→ TEXTO DE LECTURA
------------------------
Descripción
Gombrowicz contra los poetas: el escándalo sigue abierto
Witold Gombrowicz no tenía paciencia para los bardos de voz solemne y aura mística. Lo dejó claro en casi toda su obra, pero en Contra los poetas directamente no se molesta en argumentar: ataca, provoca y dinamita con una ironía feroz la imagen sacralizada de la poesía. Años después, el eco de su crítica todavía resuena. ¿Sigue siendo válido su ataque? ¿O es él mismo quien terminó convertido en un tótem de la irreverencia?
El poeta como fraude
Gombrowicz no se anda con sutilezas: la poesía, tal como la entiende la tradición, es un mundo falso, un juego de artificios donde la solemnidad se ha convertido en un fin en sí mismo. No ataca la poesía como expresión, sino la casta que la escribe, la recita, la celebra y la protege como si fuera un secreto de iniciados. ¿Quién la lee realmente? ¿Quién la entiende? ¿Quién la necesita? Preguntas que incomodan a una comunidad acostumbrada a aplaudirse entre sí.
------------------------
→ Elementos de un conjunto de datos
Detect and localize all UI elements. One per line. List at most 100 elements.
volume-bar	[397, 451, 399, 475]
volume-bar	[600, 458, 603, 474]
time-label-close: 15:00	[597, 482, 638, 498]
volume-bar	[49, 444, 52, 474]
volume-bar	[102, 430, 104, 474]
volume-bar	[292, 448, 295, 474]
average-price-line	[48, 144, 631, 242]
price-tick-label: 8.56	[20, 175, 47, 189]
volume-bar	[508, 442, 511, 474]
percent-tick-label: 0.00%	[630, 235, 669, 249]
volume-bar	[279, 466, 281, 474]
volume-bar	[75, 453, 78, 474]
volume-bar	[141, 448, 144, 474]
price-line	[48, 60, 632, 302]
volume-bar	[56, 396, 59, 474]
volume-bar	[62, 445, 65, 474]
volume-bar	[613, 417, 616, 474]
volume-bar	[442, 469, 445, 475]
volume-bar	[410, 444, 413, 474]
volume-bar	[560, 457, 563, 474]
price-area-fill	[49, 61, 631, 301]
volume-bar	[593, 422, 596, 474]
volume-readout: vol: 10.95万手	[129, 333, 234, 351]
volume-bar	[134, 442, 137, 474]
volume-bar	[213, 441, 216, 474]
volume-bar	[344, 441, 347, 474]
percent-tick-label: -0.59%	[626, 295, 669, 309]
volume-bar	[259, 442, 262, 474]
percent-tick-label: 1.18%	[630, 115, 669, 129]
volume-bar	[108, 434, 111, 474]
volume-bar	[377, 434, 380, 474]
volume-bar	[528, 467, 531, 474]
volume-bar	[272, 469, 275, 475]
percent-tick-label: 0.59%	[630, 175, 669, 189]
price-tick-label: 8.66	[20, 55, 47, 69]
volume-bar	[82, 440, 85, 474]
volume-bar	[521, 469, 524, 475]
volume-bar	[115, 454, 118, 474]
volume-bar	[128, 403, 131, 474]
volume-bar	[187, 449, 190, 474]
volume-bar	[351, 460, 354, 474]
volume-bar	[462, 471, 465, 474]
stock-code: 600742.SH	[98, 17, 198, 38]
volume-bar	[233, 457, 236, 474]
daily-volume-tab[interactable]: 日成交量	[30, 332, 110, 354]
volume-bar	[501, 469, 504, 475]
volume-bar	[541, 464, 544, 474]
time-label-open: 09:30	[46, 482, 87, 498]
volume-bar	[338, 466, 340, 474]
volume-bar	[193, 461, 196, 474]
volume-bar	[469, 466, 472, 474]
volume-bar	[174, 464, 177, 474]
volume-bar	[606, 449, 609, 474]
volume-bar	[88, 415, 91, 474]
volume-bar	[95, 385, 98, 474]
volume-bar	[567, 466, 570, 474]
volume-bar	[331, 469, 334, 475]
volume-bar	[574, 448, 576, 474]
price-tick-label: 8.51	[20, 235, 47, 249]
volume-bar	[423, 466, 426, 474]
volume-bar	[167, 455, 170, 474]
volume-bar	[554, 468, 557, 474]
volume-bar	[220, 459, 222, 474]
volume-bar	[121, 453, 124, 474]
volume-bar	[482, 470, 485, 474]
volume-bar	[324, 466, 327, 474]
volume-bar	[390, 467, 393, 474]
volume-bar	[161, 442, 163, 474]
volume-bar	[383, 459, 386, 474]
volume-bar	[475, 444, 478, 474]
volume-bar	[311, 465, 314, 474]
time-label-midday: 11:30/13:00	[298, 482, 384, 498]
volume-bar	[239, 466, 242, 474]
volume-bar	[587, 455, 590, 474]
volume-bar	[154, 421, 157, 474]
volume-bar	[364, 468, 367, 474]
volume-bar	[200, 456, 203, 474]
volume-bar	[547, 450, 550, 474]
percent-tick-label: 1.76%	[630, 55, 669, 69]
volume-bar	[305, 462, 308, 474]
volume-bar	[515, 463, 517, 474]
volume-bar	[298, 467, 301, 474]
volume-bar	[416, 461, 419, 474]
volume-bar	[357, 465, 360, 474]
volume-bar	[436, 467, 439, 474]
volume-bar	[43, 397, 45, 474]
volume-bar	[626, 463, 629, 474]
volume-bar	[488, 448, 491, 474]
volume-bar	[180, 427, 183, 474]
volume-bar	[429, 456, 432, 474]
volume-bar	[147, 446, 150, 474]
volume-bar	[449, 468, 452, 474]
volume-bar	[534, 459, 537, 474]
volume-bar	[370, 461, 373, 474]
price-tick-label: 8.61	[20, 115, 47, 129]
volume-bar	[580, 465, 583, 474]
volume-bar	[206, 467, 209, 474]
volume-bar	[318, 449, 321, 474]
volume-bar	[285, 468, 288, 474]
------------------------
→ TAREA A REALIZAR
Responde en una línea cada una de estas preguntas sobre el texto de lectura acerca de Gombrowicz:
1. ¿En qué obra, según el texto, Gombrowicz no se molesta en argumentar?
2. ¿Con qué clase de ironía dinamita la imagen sacralizada de la poesía?
3. Si no ataca la poesía como expresión, ¿qué ataca?

→ RESPUESTA
1. En Contra los poetas.
2. Con una ironía feroz.
3. La casta que la escribe, la recita, la celebra y la protege como si fuera un secreto de iniciados.